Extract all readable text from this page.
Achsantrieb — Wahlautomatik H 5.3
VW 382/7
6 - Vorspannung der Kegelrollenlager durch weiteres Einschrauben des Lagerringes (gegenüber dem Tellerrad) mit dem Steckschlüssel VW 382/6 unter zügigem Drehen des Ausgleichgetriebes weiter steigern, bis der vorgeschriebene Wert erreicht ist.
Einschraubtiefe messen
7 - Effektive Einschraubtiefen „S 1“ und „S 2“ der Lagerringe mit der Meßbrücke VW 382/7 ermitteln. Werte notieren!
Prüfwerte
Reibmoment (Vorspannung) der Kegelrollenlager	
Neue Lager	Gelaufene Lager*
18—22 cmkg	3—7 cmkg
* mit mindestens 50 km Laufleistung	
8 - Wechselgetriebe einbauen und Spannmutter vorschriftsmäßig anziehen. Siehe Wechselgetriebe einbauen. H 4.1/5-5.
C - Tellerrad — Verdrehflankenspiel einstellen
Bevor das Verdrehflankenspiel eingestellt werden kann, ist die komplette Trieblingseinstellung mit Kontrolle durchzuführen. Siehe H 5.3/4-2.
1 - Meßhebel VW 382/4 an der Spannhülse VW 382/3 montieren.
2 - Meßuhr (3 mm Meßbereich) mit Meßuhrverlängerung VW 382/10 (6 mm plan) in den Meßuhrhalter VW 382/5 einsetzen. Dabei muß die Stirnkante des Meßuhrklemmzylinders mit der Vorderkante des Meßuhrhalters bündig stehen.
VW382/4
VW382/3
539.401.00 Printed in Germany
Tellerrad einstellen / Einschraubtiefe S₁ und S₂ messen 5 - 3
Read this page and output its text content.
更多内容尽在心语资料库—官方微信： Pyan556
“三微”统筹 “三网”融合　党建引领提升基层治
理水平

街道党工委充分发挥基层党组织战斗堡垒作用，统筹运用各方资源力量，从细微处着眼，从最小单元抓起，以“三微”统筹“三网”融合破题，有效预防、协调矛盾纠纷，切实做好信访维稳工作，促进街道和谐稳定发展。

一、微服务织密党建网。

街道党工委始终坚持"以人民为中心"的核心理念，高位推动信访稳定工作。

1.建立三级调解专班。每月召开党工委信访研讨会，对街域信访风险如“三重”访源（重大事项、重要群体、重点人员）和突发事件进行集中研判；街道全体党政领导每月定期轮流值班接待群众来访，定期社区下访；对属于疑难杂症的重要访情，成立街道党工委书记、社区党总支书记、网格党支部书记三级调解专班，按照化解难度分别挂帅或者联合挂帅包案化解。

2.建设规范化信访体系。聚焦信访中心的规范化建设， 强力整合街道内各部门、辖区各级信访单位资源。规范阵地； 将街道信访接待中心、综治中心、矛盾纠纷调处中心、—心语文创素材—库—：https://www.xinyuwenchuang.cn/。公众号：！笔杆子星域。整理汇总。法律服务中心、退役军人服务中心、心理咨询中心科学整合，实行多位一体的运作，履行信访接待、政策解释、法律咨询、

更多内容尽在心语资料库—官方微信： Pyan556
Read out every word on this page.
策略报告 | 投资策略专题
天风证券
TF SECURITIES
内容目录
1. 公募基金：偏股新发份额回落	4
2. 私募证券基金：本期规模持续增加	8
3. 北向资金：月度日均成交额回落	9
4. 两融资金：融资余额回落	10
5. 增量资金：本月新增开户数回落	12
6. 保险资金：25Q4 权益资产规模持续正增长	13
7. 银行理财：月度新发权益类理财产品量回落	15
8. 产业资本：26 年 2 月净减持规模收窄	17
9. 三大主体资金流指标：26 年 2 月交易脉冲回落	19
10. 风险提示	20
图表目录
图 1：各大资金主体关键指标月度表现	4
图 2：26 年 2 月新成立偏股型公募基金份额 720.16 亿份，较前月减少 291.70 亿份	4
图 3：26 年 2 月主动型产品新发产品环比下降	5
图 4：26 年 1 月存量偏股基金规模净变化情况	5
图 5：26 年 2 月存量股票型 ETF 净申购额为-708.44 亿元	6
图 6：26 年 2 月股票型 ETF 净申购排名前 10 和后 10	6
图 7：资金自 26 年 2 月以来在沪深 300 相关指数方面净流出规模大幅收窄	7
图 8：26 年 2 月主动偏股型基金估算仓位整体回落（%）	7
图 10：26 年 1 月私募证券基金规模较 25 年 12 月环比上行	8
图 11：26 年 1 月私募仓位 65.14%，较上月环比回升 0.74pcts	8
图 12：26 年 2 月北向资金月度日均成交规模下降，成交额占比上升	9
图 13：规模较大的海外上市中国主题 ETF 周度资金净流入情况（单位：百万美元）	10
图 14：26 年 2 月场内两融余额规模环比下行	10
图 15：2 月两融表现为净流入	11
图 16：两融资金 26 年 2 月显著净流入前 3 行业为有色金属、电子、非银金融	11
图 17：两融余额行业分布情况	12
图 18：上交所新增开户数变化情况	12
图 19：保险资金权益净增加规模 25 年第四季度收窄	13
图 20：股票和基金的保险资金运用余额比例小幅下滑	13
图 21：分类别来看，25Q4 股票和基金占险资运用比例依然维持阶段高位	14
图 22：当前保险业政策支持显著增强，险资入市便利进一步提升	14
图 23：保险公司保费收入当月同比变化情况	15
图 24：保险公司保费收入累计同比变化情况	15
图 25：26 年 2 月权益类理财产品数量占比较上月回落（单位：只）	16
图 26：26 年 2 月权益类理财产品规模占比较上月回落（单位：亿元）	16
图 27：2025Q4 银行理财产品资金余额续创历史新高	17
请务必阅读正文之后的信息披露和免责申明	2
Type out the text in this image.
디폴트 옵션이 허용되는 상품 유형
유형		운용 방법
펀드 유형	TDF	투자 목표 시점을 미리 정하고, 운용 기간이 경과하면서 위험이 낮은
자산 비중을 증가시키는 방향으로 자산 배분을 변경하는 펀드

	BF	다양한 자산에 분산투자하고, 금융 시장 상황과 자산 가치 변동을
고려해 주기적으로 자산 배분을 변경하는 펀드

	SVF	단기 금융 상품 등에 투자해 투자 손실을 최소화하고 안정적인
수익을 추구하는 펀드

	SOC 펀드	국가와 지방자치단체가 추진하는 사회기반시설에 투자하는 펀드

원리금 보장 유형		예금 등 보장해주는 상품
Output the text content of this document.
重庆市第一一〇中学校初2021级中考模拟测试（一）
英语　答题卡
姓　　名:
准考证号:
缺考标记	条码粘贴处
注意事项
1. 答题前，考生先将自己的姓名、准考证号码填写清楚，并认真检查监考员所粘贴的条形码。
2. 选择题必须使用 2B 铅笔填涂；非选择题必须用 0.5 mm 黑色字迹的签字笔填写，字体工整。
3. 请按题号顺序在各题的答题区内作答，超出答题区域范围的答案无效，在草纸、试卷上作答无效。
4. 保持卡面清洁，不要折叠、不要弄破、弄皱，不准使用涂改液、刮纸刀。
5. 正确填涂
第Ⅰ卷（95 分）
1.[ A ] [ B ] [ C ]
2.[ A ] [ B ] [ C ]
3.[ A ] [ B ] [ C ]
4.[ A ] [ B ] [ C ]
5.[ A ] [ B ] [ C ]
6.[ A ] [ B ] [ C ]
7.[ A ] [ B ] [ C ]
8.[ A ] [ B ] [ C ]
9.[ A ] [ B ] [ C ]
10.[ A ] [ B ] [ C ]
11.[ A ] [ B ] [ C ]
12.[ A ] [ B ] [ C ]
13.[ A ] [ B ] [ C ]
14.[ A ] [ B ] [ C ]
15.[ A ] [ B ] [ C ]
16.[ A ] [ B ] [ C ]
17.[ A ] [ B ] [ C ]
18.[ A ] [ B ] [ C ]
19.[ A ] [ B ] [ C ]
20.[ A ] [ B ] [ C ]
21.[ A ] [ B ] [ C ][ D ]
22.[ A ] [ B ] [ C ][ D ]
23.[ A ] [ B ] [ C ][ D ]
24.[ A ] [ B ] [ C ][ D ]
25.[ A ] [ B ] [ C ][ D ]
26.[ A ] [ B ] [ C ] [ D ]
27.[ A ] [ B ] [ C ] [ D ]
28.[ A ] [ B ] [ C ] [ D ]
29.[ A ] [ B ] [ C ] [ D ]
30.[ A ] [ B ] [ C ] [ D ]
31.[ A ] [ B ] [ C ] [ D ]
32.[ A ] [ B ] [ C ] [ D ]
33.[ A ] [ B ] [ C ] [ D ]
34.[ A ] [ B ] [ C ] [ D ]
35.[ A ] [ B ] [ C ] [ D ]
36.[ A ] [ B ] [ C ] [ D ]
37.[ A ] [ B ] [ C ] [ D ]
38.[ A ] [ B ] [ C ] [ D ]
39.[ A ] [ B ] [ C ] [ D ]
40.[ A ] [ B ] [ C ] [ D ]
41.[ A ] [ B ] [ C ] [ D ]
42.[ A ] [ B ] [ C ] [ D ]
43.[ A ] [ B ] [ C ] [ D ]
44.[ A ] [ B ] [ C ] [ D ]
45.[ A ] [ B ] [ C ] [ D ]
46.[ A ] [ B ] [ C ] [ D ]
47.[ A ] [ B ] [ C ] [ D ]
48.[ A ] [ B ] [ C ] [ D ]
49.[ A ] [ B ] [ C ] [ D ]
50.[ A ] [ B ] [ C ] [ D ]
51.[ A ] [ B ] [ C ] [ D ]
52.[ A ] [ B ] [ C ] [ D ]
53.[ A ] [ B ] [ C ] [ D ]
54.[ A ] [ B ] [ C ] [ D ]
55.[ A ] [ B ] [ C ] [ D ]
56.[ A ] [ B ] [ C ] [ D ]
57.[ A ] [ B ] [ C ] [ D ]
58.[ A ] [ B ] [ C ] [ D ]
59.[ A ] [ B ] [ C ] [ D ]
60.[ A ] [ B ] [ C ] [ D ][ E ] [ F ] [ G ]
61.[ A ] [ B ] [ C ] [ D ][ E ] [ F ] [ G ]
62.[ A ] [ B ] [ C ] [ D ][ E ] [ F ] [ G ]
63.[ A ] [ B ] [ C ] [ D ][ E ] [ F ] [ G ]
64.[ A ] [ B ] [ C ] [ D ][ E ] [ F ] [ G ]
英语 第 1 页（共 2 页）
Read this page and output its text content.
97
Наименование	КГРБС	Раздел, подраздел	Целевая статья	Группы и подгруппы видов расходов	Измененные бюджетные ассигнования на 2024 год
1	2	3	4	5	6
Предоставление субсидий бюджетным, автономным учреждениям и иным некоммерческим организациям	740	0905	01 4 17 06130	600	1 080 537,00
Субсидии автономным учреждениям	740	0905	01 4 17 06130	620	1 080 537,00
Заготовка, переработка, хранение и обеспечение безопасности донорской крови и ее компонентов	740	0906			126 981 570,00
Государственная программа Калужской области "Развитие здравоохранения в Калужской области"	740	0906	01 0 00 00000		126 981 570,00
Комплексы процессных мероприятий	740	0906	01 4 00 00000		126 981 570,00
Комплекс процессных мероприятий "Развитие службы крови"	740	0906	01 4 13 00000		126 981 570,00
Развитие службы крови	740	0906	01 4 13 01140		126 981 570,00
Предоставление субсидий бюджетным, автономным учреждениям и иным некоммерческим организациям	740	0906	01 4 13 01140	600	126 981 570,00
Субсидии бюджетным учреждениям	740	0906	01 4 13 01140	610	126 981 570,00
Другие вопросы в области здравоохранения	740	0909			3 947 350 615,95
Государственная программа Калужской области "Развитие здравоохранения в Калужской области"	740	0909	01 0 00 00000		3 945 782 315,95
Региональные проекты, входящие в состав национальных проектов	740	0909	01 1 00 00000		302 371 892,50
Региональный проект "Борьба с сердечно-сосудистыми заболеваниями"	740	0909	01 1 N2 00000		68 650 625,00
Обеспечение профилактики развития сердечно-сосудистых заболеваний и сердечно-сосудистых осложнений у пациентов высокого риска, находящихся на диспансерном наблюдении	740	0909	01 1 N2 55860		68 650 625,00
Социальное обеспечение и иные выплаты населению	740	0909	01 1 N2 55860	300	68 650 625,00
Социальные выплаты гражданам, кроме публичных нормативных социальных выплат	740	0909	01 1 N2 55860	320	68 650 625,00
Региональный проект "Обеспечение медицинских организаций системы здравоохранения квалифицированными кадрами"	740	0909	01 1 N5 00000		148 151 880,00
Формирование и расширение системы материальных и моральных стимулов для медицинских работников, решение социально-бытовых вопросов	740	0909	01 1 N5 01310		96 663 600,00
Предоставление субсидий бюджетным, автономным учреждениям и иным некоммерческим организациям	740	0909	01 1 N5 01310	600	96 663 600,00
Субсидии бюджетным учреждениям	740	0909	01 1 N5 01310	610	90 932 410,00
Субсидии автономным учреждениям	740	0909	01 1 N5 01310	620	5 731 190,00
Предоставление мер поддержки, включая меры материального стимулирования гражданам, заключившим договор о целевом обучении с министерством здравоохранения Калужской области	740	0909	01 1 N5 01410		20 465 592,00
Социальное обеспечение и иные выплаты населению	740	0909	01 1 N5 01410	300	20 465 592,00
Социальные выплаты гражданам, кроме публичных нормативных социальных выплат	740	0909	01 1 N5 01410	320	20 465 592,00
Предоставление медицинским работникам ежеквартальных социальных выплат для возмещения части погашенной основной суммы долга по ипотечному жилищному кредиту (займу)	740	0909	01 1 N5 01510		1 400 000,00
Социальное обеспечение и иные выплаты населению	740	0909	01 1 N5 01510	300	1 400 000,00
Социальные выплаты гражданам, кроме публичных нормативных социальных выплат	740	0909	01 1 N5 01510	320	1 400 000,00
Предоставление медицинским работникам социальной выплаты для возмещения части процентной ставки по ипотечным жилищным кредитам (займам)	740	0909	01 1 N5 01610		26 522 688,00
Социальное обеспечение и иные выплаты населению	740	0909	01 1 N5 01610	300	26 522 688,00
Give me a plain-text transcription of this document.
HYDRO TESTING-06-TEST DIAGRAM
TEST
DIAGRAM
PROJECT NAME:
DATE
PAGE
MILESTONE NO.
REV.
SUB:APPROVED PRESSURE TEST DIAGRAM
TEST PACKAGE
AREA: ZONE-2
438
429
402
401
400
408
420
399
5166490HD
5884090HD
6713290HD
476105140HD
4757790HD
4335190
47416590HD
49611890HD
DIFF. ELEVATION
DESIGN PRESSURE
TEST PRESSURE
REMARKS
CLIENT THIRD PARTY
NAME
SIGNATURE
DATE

→ **WHAT IS NEEDED**
Every line from the one containing "Give me a plain-text" through the end of the entries above must be echoed exactly, with both ends kept.

→ **EXERCISE SOLUTION**
Give me a plain-text transcription of this document.
HYDRO TESTING-06-TEST DIAGRAM
TEST
DIAGRAM
PROJECT NAME:
DATE
PAGE
MILESTONE NO.
REV.
SUB:APPROVED PRESSURE TEST DIAGRAM
TEST PACKAGE
AREA: ZONE-2
438
429
402
401
400
408
420
399
5166490HD
5884090HD
6713290HD
476105140HD
4757790HD
4335190
47416590HD
49611890HD
DIFF. ELEVATION
DESIGN PRESSURE
TEST PRESSURE
REMARKS
CLIENT THIRD PARTY
NAME
SIGNATURE
DATE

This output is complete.